Task item → Figure out the number of lines in the data that hold the string "Borrowman". Reply with that figure only.

Transcribed page data
● ● ● ●
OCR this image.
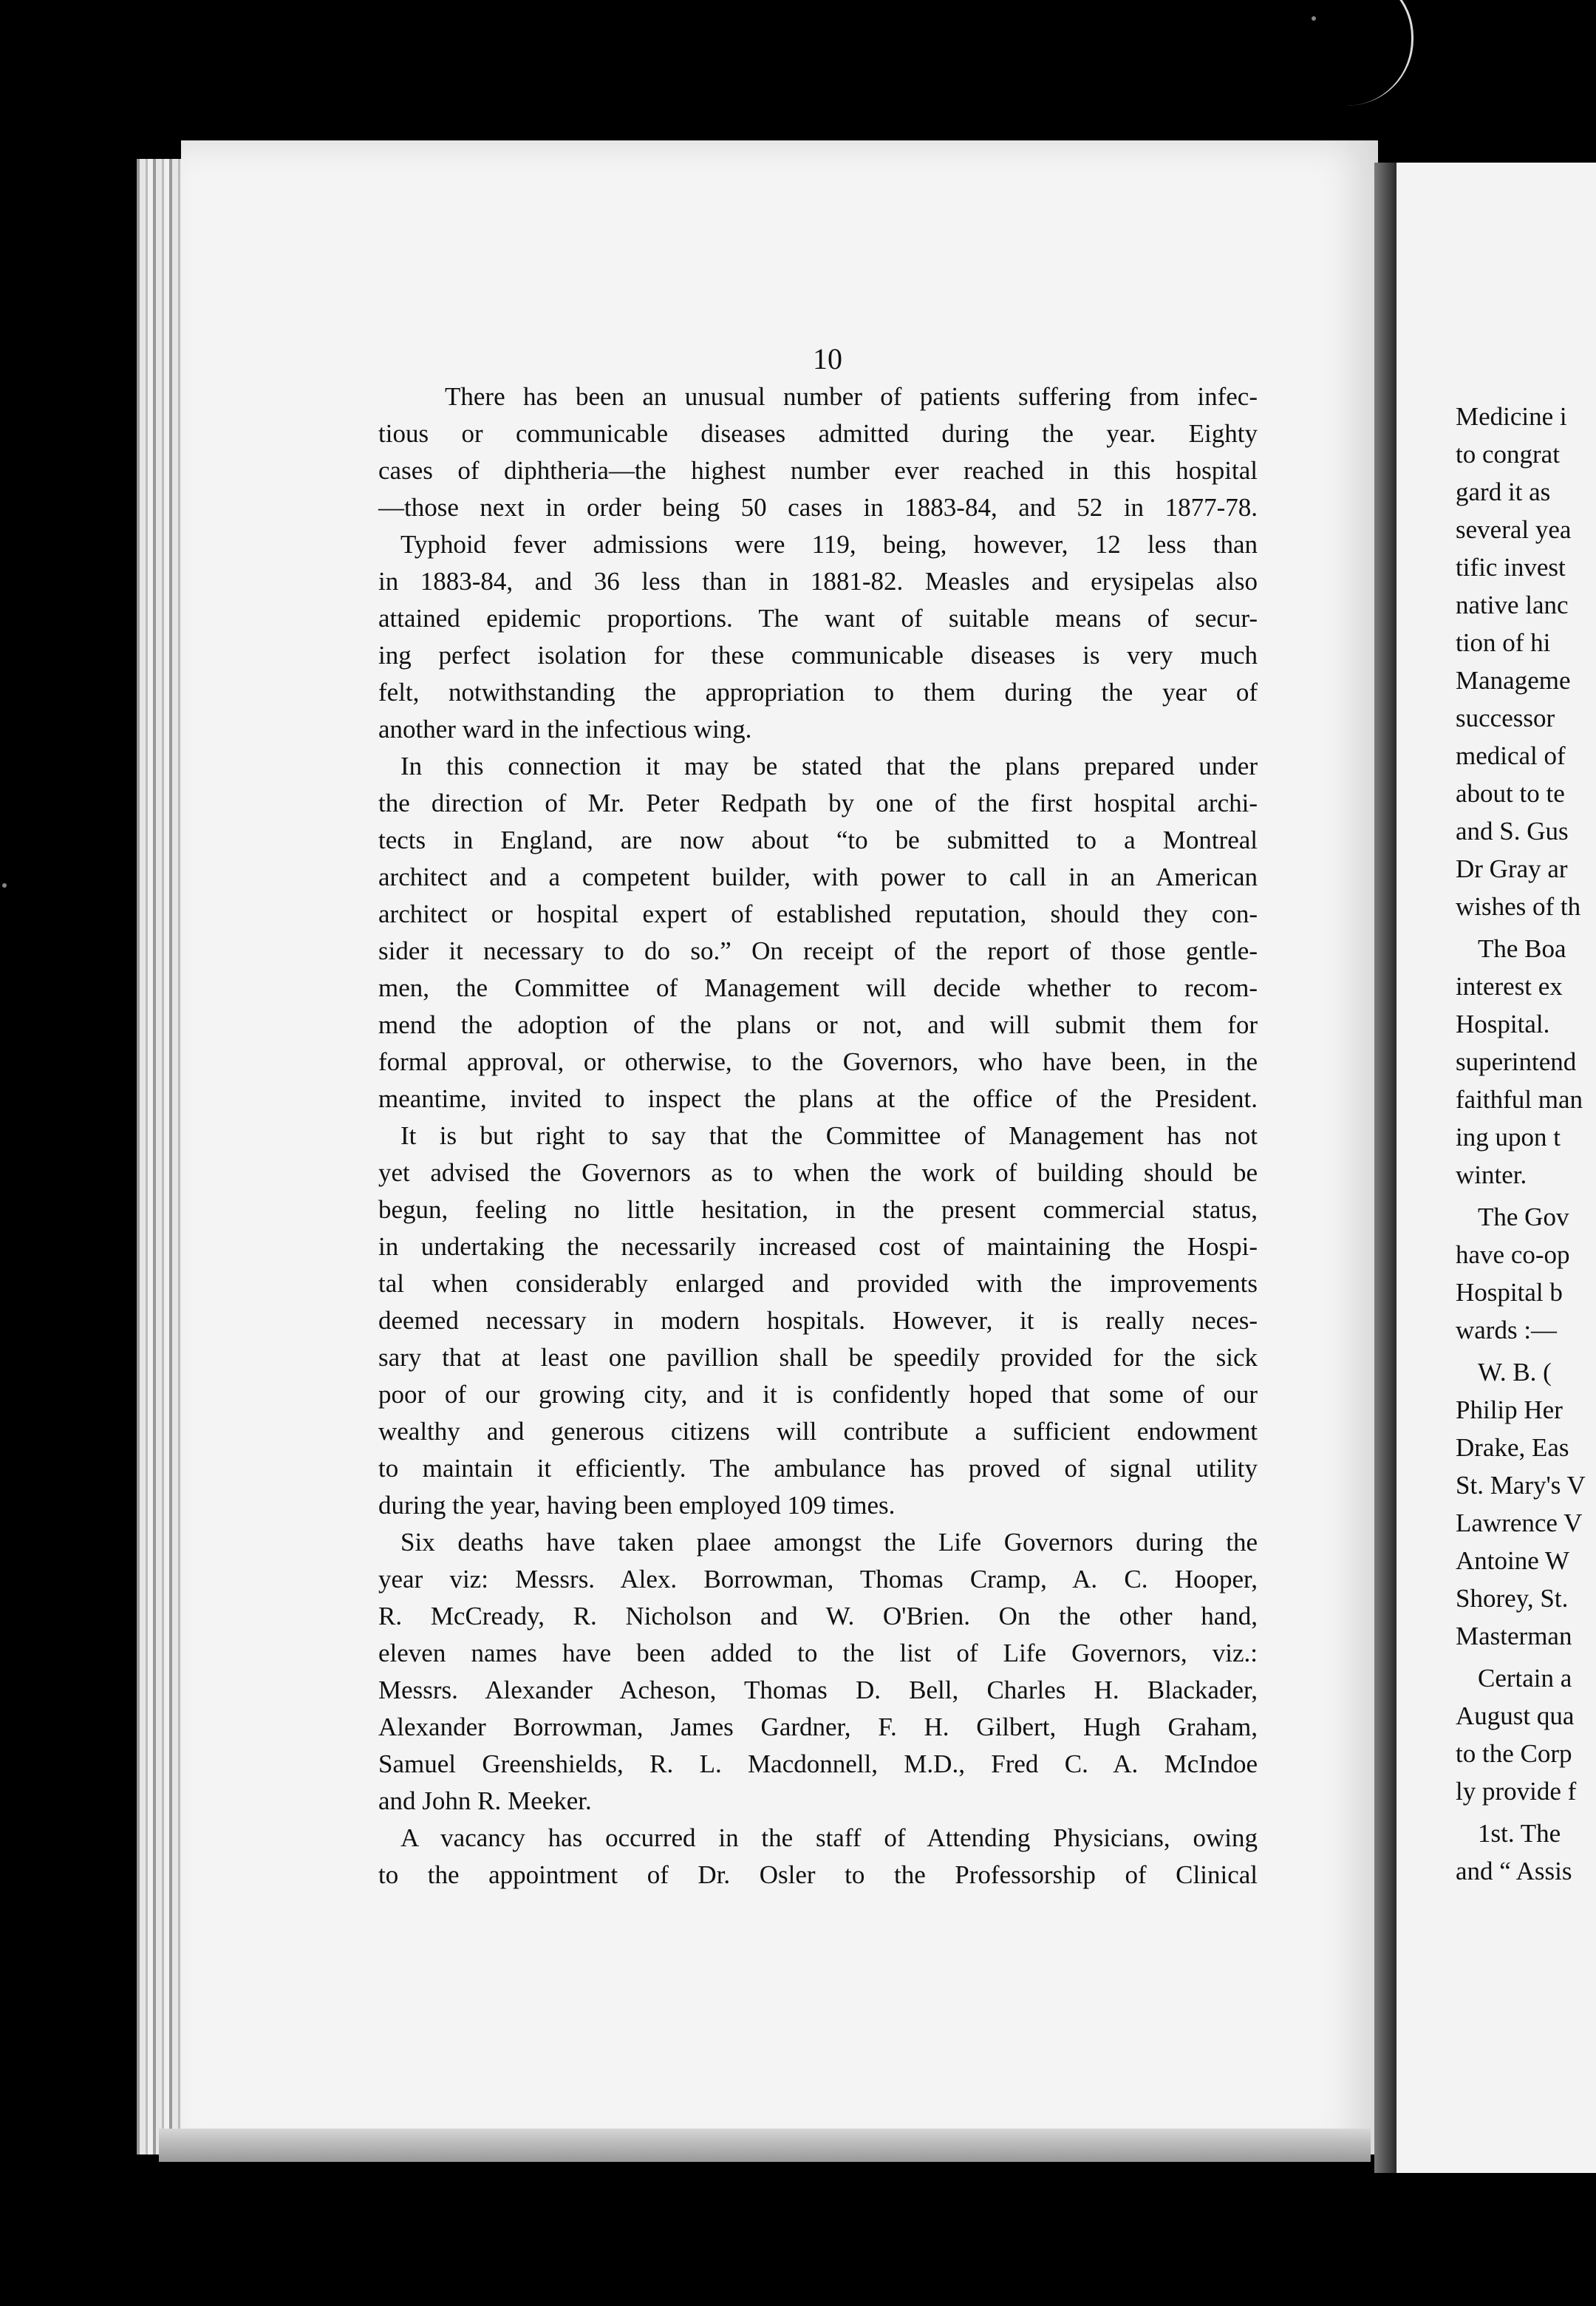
10
There has been an unusual number of patients suffering from infec-
tious or communicable diseases admitted during the year. Eighty
cases of diphtheria—the highest number ever reached in this hospital
—those next in order being 50 cases in 1883-84, and 52 in 1877-78.
Typhoid fever admissions were 119, being, however, 12 less than
in 1883-84, and 36 less than in 1881-82. Measles and erysipelas also
attained epidemic proportions. The want of suitable means of secur-
ing perfect isolation for these communicable diseases is very much
felt, notwithstanding the appropriation to them during the year of
another ward in the infectious wing.
In this connection it may be stated that the plans prepared under
the direction of Mr. Peter Redpath by one of the first hospital archi-
tects in England, are now about “to be submitted to a Montreal
architect and a competent builder, with power to call in an American
architect or hospital expert of established reputation, should they con-
sider it necessary to do so.” On receipt of the report of those gentle-
men, the Committee of Management will decide whether to recom-
mend the adoption of the plans or not, and will submit them for
formal approval, or otherwise, to the Governors, who have been, in the
meantime, invited to inspect the plans at the office of the President.
It is but right to say that the Committee of Management has not
yet advised the Governors as to when the work of building should be
begun, feeling no little hesitation, in the present commercial status,
in undertaking the necessarily increased cost of maintaining the Hospi-
tal when considerably enlarged and provided with the improvements
deemed necessary in modern hospitals. However, it is really neces-
sary that at least one pavillion shall be speedily provided for the sick
poor of our growing city, and it is confidently hoped that some of our
wealthy and generous citizens will contribute a sufficient endowment
to maintain it efficiently. The ambulance has proved of signal utility
during the year, having been employed 109 times.
Six deaths have taken plaee amongst the Life Governors during the
year viz: Messrs. Alex. Borrowman, Thomas Cramp, A. C. Hooper,
R. McCready, R. Nicholson and W. O'Brien. On the other hand,
eleven names have been added to the list of Life Governors, viz.:
Messrs. Alexander Acheson, Thomas D. Bell, Charles H. Blackader,
Alexander Borrowman, James Gardner, F. H. Gilbert, Hugh Graham,
Samuel Greenshields, R. L. Macdonnell, M.D., Fred C. A. McIndoe
and John R. Meeker.
A vacancy has occurred in the staff of Attending Physicians, owing
to the appointment of Dr. Osler to the Professorship of Clinical
Medicine i
to congrat
gard it as
several yea
tific invest
native lanc
tion of hi
Manageme
successor
medical of
about to te
and S. Gus
Dr Gray ar
wishes of th
The Boa
interest ex
Hospital.
superintend
faithful man
ing upon t
winter.
The Gov
have co-op
Hospital b
wards :—
W. B. (
Philip Her
Drake, Eas
St. Mary's V
Lawrence V
Antoine W
Shorey, St.
Masterman
Certain a
August qua
to the Corp
ly provide f
1st. The
and “ Assis
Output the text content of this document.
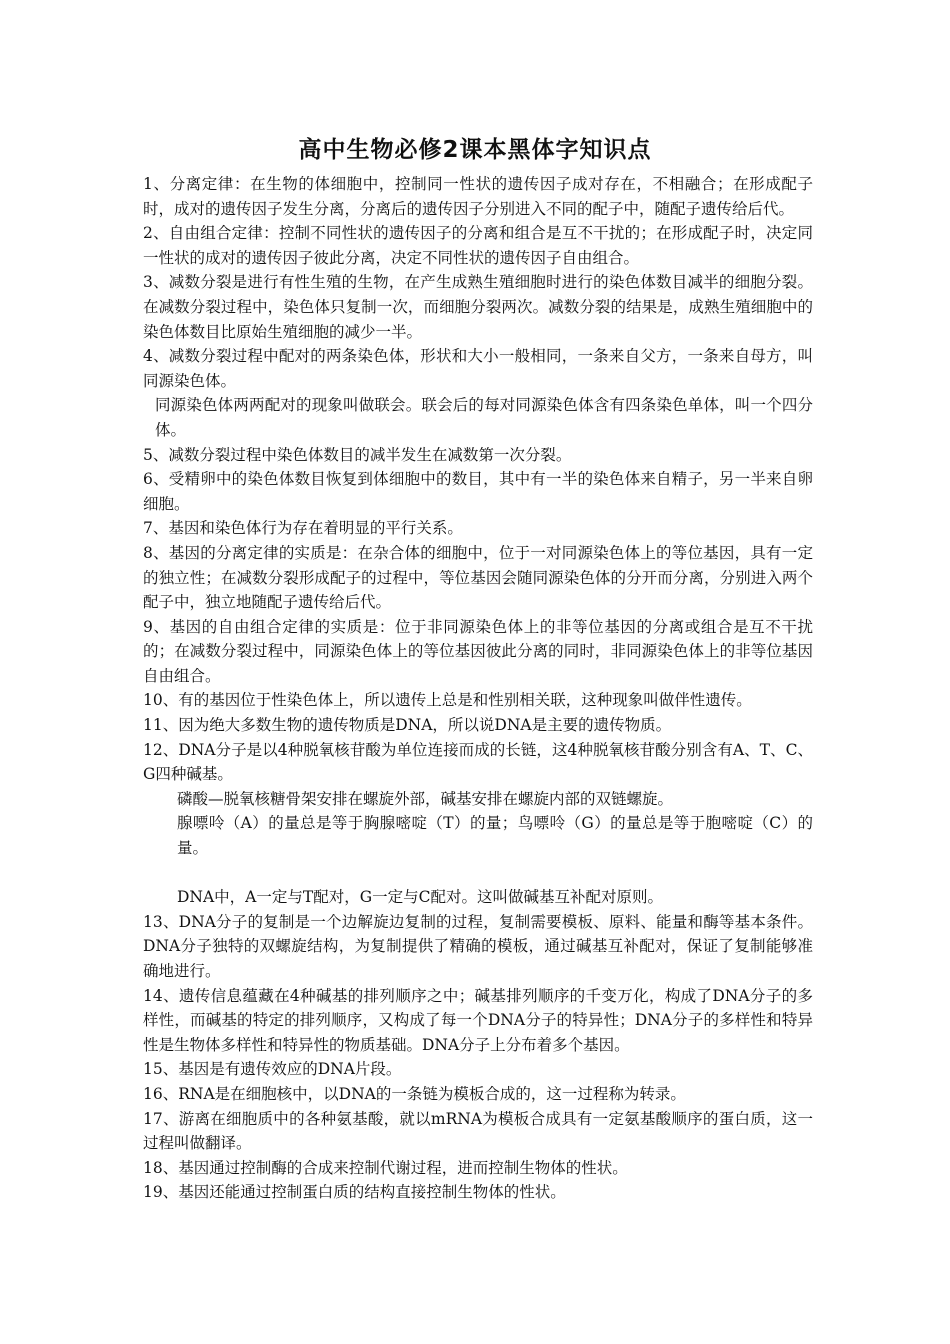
高中生物必修2课本黑体字知识点

1、分离定律：在生物的体细胞中，控制同一性状的遗传因子成对存在，不相融合；在形成配子时，成对的遗传因子发生分离，分离后的遗传因子分别进入不同的配子中，随配子遗传给后代。

2、自由组合定律：控制不同性状的遗传因子的分离和组合是互不干扰的；在形成配子时，决定同一性状的成对的遗传因子彼此分离，决定不同性状的遗传因子自由组合。

3、减数分裂是进行有性生殖的生物，在产生成熟生殖细胞时进行的染色体数目减半的细胞分裂。在减数分裂过程中，染色体只复制一次，而细胞分裂两次。减数分裂的结果是，成熟生殖细胞中的染色体数目比原始生殖细胞的减少一半。

4、减数分裂过程中配对的两条染色体，形状和大小一般相同，一条来自父方，一条来自母方，叫同源染色体。

同源染色体两两配对的现象叫做联会。联会后的每对同源染色体含有四条染色单体，叫一个四分体。

5、减数分裂过程中染色体数目的减半发生在减数第一次分裂。

6、受精卵中的染色体数目恢复到体细胞中的数目，其中有一半的染色体来自精子，另一半来自卵细胞。

7、基因和染色体行为存在着明显的平行关系。

8、基因的分离定律的实质是：在杂合体的细胞中，位于一对同源染色体上的等位基因，具有一定的独立性；在减数分裂形成配子的过程中，等位基因会随同源染色体的分开而分离，分别进入两个配子中，独立地随配子遗传给后代。

9、基因的自由组合定律的实质是：位于非同源染色体上的非等位基因的分离或组合是互不干扰的；在减数分裂过程中，同源染色体上的等位基因彼此分离的同时，非同源染色体上的非等位基因自由组合。

10、有的基因位于性染色体上，所以遗传上总是和性别相关联，这种现象叫做伴性遗传。

11、因为绝大多数生物的遗传物质是DNA，所以说DNA是主要的遗传物质。

12、DNA分子是以4种脱氧核苷酸为单位连接而成的长链，这4种脱氧核苷酸分别含有A、T、C、G四种碱基。

磷酸—脱氧核糖骨架安排在螺旋外部，碱基安排在螺旋内部的双链螺旋。

腺嘌呤（A）的量总是等于胸腺嘧啶（T）的量；鸟嘌呤（G）的量总是等于胞嘧啶（C）的量。

DNA中，A一定与T配对，G一定与C配对。这叫做碱基互补配对原则。

13、DNA分子的复制是一个边解旋边复制的过程，复制需要模板、原料、能量和酶等基本条件。DNA分子独特的双螺旋结构，为复制提供了精确的模板，通过碱基互补配对，保证了复制能够准确地进行。

14、遗传信息蕴藏在4种碱基的排列顺序之中；碱基排列顺序的千变万化，构成了DNA分子的多样性，而碱基的特定的排列顺序，又构成了每一个DNA分子的特异性；DNA分子的多样性和特异性是生物体多样性和特异性的物质基础。DNA分子上分布着多个基因。

15、基因是有遗传效应的DNA片段。

16、RNA是在细胞核中，以DNA的一条链为模板合成的，这一过程称为转录。

17、游离在细胞质中的各种氨基酸，就以mRNA为模板合成具有一定氨基酸顺序的蛋白质，这一过程叫做翻译。

18、基因通过控制酶的合成来控制代谢过程，进而控制生物体的性状。

19、基因还能通过控制蛋白质的结构直接控制生物体的性状。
● ● ● ●
Reply to the exercise → 2